**WORK TASK 1**:
Decide whether each statement agrees with the passage about the former MP, answering yes or no and quoting the deciding words of the passage: (a) Committees met at her home in Yoxford. (b) She considered her patience with detail a good fit for the work of the post-war House. (c) Tony Parker is described as a pacifist and writer.
**WORK TASK 2**:
Carry the passage about the former MP forward from its last sentence.

**EXTRACTED TEXT**:

______________________________

However her letters of the time show an acute awareness that the day of the amateur MP had already ended and that her own impatience with detail made her unfit for the work of the post-war House. Her attention turned to single-issue groups where her role of general gadfly could be more effective. Inevitably these included CND and Vietnam, but as with many far younger her mind was focused by Suez, Hungary and Sharpeville. Her home in Yoxford became a hubbub of committees meeting round her gigantic kitchen table, arguing conflicting ideas and planning stunts to upset what she regarded as the American occupation force in East Anglia.

Dr Joan McMichael (of Medical Aid for Vietnam), Hilda Bernstein (anti- apartheid) and Tony Parker (pacifist and writer) were frequent visitors. Surprised American tourists invited back for the special coffee Delf had sent up from London found themselves unwilling recipients of lectures on their country's foreign policy. She convinced everyone that she mattered.

______________________________

Page layout parsing data:
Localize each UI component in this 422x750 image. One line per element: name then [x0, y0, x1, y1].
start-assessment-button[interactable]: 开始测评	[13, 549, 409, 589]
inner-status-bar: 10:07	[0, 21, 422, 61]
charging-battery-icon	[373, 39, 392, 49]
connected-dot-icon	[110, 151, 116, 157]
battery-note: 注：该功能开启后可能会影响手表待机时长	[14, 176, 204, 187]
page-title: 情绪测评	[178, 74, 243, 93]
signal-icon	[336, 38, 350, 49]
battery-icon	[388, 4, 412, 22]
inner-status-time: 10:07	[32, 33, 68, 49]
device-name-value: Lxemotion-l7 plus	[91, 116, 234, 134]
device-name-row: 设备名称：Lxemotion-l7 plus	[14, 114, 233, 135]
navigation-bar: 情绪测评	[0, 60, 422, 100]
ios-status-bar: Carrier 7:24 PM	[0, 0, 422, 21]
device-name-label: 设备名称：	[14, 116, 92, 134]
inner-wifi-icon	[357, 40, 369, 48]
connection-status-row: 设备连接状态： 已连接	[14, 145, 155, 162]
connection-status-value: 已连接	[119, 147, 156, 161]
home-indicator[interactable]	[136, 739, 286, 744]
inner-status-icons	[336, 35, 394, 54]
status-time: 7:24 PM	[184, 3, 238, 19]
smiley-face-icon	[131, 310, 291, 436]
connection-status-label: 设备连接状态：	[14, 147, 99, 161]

______________________________

**OUTPUT 1**:
(a) Yes: "Her home in Yoxford became a hubbub of committees meeting round her gigantic kitchen table"
(b) No: "her own impatience with detail made her unfit for the work of the post-war House"
(c) Yes: "Tony Parker (pacifist and writer)"

**OUTPUT 2**:
Her opposition to nuclear power stations brought the manager of nearby Sizewell A to her home in a fruitless attempt to convince her that nuclear power was safe. The American ambassador wrote her an apology for the hate mail she received following publication of one of her letters in The New York Times.

Her letter writing was legendary - she was the Keith Flett of her day, pouring out a constant stream of letters to the world's English-language press. In much of this she had her husband's support. As the horror of Vietnam gradually became more apparent he took a grim pleasure in attacking the Vietnam War in The Times and signing his letters "Brigadier Retd". While opposed to the proliferation of nuclear weapons, he drew the line at the Aldermaston March his wife and daughter insisted on attending. "But," she explained to him happily on her return from the second one, "you meet such a nice class of person on the Aldermaston March."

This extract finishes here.